* _What the task requires_
Go through the data below and copy it exactly, skipping every picture.

* _Working data_
>>>

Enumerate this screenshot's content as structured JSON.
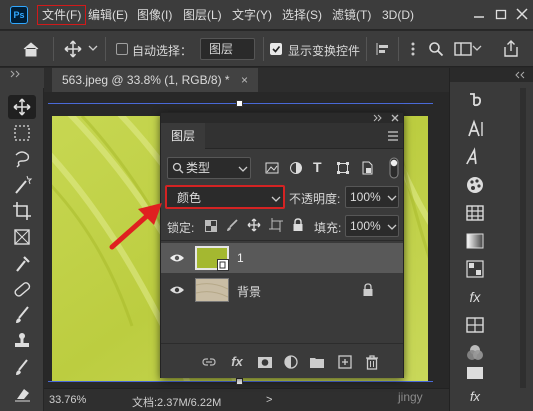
{
  "app": {
    "logo": "Ps"
  },
  "menu": [
    "文件(F)",
    "编辑(E)",
    "图像(I)",
    "图层(L)",
    "文字(Y)",
    "选择(S)",
    "滤镜(T)",
    "3D(D)"
  ],
  "options": {
    "auto_select_label": "自动选择：",
    "auto_select_target": "图层",
    "show_transform_label": "显示变换控件",
    "more": ">>"
  },
  "document": {
    "tab_title": "563.jpeg @ 33.8% (1, RGB/8) *",
    "tab_close": "×"
  },
  "status": {
    "zoom": "33.76%",
    "doc_info": "文档:2.37M/6.22M",
    "arrow": ">"
  },
  "layers_panel": {
    "title": "图层",
    "filter_label": "类型",
    "blend_mode": "颜色",
    "opacity_label": "不透明度:",
    "opacity_value": "100%",
    "lock_label": "锁定:",
    "fill_label": "填充:",
    "fill_value": "100%",
    "layers": [
      {
        "name": "1",
        "visible": true,
        "selected": true
      },
      {
        "name": "背景",
        "visible": true,
        "locked": true
      }
    ],
    "footer_fx": "fx"
  },
  "right_panel": {
    "fx_label": "fx"
  },
  "watermark": "jingy",
  "colors": {
    "accent_red": "#d42323",
    "layer_fill": "#a4b830",
    "canvas_texture": "#c4d44a",
    "frame_line": "#4a6ad8"
  }
}
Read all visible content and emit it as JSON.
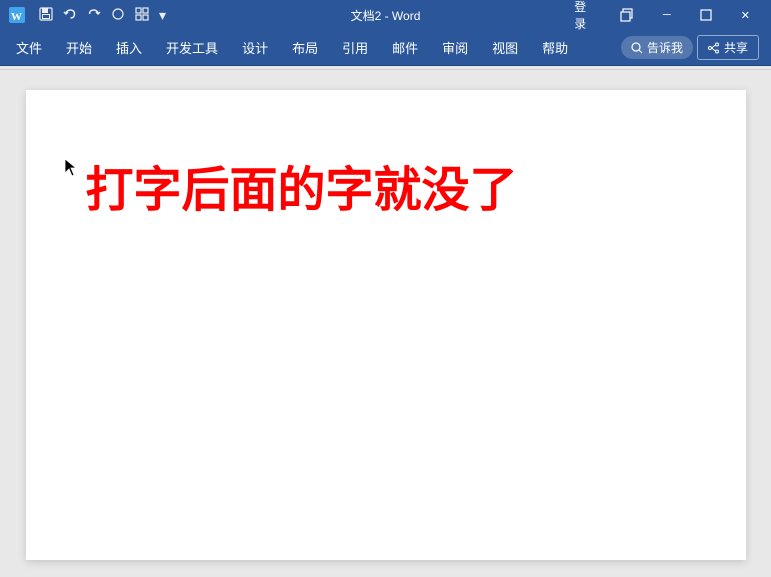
{
  "titlebar": {
    "title": "文档2 - Word",
    "login_label": "登录",
    "minimize_label": "─",
    "restore_label": "❐",
    "close_label": "✕"
  },
  "ribbon": {
    "tabs": [
      {
        "label": "文件",
        "active": false
      },
      {
        "label": "开始",
        "active": false
      },
      {
        "label": "插入",
        "active": false
      },
      {
        "label": "开发工具",
        "active": false
      },
      {
        "label": "设计",
        "active": false
      },
      {
        "label": "布局",
        "active": false
      },
      {
        "label": "引用",
        "active": false
      },
      {
        "label": "邮件",
        "active": false
      },
      {
        "label": "审阅",
        "active": false
      },
      {
        "label": "视图",
        "active": false
      },
      {
        "label": "帮助",
        "active": false
      }
    ],
    "search_placeholder": "告诉我",
    "share_label": "共享"
  },
  "document": {
    "main_text": "打字后面的字就没了"
  },
  "colors": {
    "ribbon_bg": "#2b579a",
    "text_red": "#ff0000",
    "page_bg": "#ffffff"
  }
}
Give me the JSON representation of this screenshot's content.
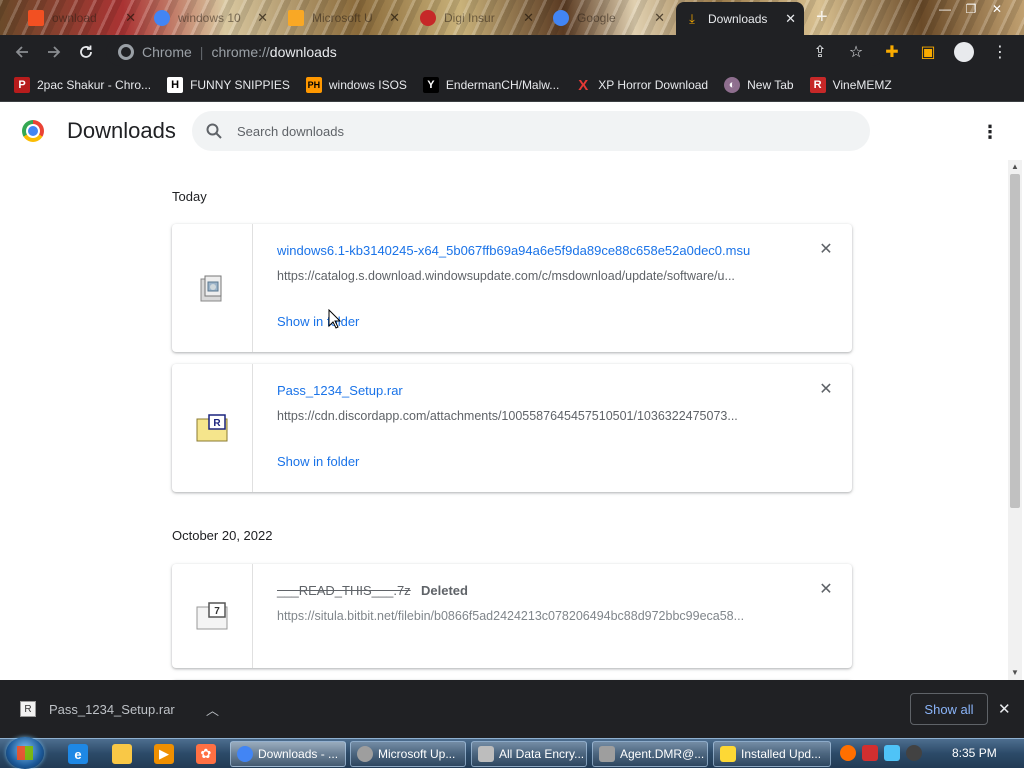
{
  "tabs": [
    {
      "label": "ownload",
      "favicon_color": "#f25022"
    },
    {
      "label": "windows 10",
      "favicon_color": "#4285f4"
    },
    {
      "label": "Microsoft U",
      "favicon_color": "#f9a825"
    },
    {
      "label": "Digi  Insur",
      "favicon_color": "#c62828"
    },
    {
      "label": "Google",
      "favicon_color": "#4285f4"
    },
    {
      "label": "Downloads",
      "favicon_color": "#f9ab00"
    }
  ],
  "new_tab_symbol": "+",
  "omnibox": {
    "scheme_label": "Chrome",
    "url_prefix": "chrome://",
    "url_host": "downloads"
  },
  "bookmarks": [
    {
      "label": "2pac Shakur - Chro...",
      "icon": "P",
      "color": "#b71c1c"
    },
    {
      "label": "FUNNY SNIPPIES",
      "icon": "H",
      "color": "#212121"
    },
    {
      "label": "windows ISOS",
      "icon": "PH",
      "color": "#ff9800"
    },
    {
      "label": "EndermanCH/Malw...",
      "icon": "Y",
      "color": "#212121"
    },
    {
      "label": "XP Horror Download",
      "icon": "X",
      "color": "#e53935"
    },
    {
      "label": "New Tab",
      "icon": "◐",
      "color": "#8e6e8e"
    },
    {
      "label": "VineMEMZ",
      "icon": "R",
      "color": "#c62828"
    }
  ],
  "page": {
    "title": "Downloads",
    "search_placeholder": "Search downloads"
  },
  "groups": [
    {
      "date": "Today",
      "items": [
        {
          "filename": "windows6.1-kb3140245-x64_5b067ffb69a94a6e5f9da89ce88c658e52a0dec0.msu",
          "url": "https://catalog.s.download.windowsupdate.com/c/msdownload/update/software/u...",
          "action": "Show in folder",
          "status": ""
        },
        {
          "filename": "Pass_1234_Setup.rar",
          "url": "https://cdn.discordapp.com/attachments/1005587645457510501/1036322475073...",
          "action": "Show in folder",
          "status": ""
        }
      ]
    },
    {
      "date": "October 20, 2022",
      "items": [
        {
          "filename": "___READ_THIS___.7z",
          "url": "https://situla.bitbit.net/filebin/b0866f5ad2424213c078206494bc88d972bbc99eca58...",
          "action": "",
          "status": "Deleted"
        }
      ]
    }
  ],
  "shelf": {
    "filename": "Pass_1234_Setup.rar",
    "show_all_label": "Show all"
  },
  "taskbar": {
    "buttons": [
      {
        "label": "Downloads - ...",
        "color": "#4285f4"
      },
      {
        "label": "Microsoft Up...",
        "color": "#9e9e9e"
      },
      {
        "label": "All Data Encry...",
        "color": "#bdbdbd"
      },
      {
        "label": "Agent.DMR@...",
        "color": "#9e9e9e"
      },
      {
        "label": "Installed Upd...",
        "color": "#fdd835"
      }
    ],
    "time": "8:35 PM"
  }
}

<<<

* _Exercise output_
Enumerate this screenshot's content as structured JSON.
{
  "app": {
    "logo": "Ps"
  },
  "menu": [
    "文件(F)",
    "编辑(E)",
    "图像(I)",
    "图层(L)",
    "文字(Y)",
    "选择(S)",
    "滤镜(T)",
    "3D(D)"
  ],
  "options": {
    "auto_select_label": "自动选择：",
    "auto_select_target": "图层",
    "show_transform_label": "显示变换控件",
    "more": ">>"
  },
  "document": {
    "tab_title": "563.jpeg @ 33.8% (1, RGB/8) *",
    "tab_close": "×"
  },
  "status": {
    "zoom": "33.76%",
    "doc_info": "文档:2.37M/6.22M",
    "arrow": ">"
  },
  "layers_panel": {
    "title": "图层",
    "filter_label": "类型",
    "blend_mode": "颜色",
    "opacity_label": "不透明度:",
    "opacity_value": "100%",
    "lock_label": "锁定:",
    "fill_label": "填充:",
    "fill_value": "100%",
    "layers": [
      {
        "name": "1",
        "visible": true,
        "selected": true
      },
      {
        "name": "背景",
        "visible": true,
        "locked": true
      }
    ],
    "footer_fx": "fx"
  },
  "right_panel": {
    "fx_label": "fx"
  },
  "watermark": "jingy",
  "colors": {
    "accent_red": "#d42323",
    "layer_fill": "#a4b830",
    "canvas_texture": "#c4d44a",
    "frame_line": "#4a6ad8"
  }
}
Read all visible content and emit it as JSON.
{
  "titlebar": {
    "title": "文档2 - Word",
    "login_label": "登录",
    "minimize_label": "─",
    "restore_label": "❐",
    "close_label": "✕"
  },
  "ribbon": {
    "tabs": [
      {
        "label": "文件",
        "active": false
      },
      {
        "label": "开始",
        "active": false
      },
      {
        "label": "插入",
        "active": false
      },
      {
        "label": "开发工具",
        "active": false
      },
      {
        "label": "设计",
        "active": false
      },
      {
        "label": "布局",
        "active": false
      },
      {
        "label": "引用",
        "active": false
      },
      {
        "label": "邮件",
        "active": false
      },
      {
        "label": "审阅",
        "active": false
      },
      {
        "label": "视图",
        "active": false
      },
      {
        "label": "帮助",
        "active": false
      }
    ],
    "search_placeholder": "告诉我",
    "share_label": "共享"
  },
  "document": {
    "main_text": "打字后面的字就没了"
  },
  "colors": {
    "ribbon_bg": "#2b579a",
    "text_red": "#ff0000",
    "page_bg": "#ffffff"
  }
}
Give me the JSON representation of this screenshot's content.
{
  "tabs": [
    {
      "label": "ownload",
      "favicon_color": "#f25022"
    },
    {
      "label": "windows 10",
      "favicon_color": "#4285f4"
    },
    {
      "label": "Microsoft U",
      "favicon_color": "#f9a825"
    },
    {
      "label": "Digi  Insur",
      "favicon_color": "#c62828"
    },
    {
      "label": "Google",
      "favicon_color": "#4285f4"
    },
    {
      "label": "Downloads",
      "favicon_color": "#f9ab00"
    }
  ],
  "new_tab_symbol": "+",
  "omnibox": {
    "scheme_label": "Chrome",
    "url_prefix": "chrome://",
    "url_host": "downloads"
  },
  "bookmarks": [
    {
      "label": "2pac Shakur - Chro...",
      "icon": "P",
      "color": "#b71c1c"
    },
    {
      "label": "FUNNY SNIPPIES",
      "icon": "H",
      "color": "#212121"
    },
    {
      "label": "windows ISOS",
      "icon": "PH",
      "color": "#ff9800"
    },
    {
      "label": "EndermanCH/Malw...",
      "icon": "Y",
      "color": "#212121"
    },
    {
      "label": "XP Horror Download",
      "icon": "X",
      "color": "#e53935"
    },
    {
      "label": "New Tab",
      "icon": "◐",
      "color": "#8e6e8e"
    },
    {
      "label": "VineMEMZ",
      "icon": "R",
      "color": "#c62828"
    }
  ],
  "page": {
    "title": "Downloads",
    "search_placeholder": "Search downloads"
  },
  "groups": [
    {
      "date": "Today",
      "items": [
        {
          "filename": "windows6.1-kb3140245-x64_5b067ffb69a94a6e5f9da89ce88c658e52a0dec0.msu",
          "url": "https://catalog.s.download.windowsupdate.com/c/msdownload/update/software/u...",
          "action": "Show in folder",
          "status": ""
        },
        {
          "filename": "Pass_1234_Setup.rar",
          "url": "https://cdn.discordapp.com/attachments/1005587645457510501/1036322475073...",
          "action": "Show in folder",
          "status": ""
        }
      ]
    },
    {
      "date": "October 20, 2022",
      "items": [
        {
          "filename": "___READ_THIS___.7z",
          "url": "https://situla.bitbit.net/filebin/b0866f5ad2424213c078206494bc88d972bbc99eca58...",
          "action": "",
          "status": "Deleted"
        }
      ]
    }
  ],
  "shelf": {
    "filename": "Pass_1234_Setup.rar",
    "show_all_label": "Show all"
  },
  "taskbar": {
    "buttons": [
      {
        "label": "Downloads - ...",
        "color": "#4285f4"
      },
      {
        "label": "Microsoft Up...",
        "color": "#9e9e9e"
      },
      {
        "label": "All Data Encry...",
        "color": "#bdbdbd"
      },
      {
        "label": "Agent.DMR@...",
        "color": "#9e9e9e"
      },
      {
        "label": "Installed Upd...",
        "color": "#fdd835"
      }
    ],
    "time": "8:35 PM"
  }
}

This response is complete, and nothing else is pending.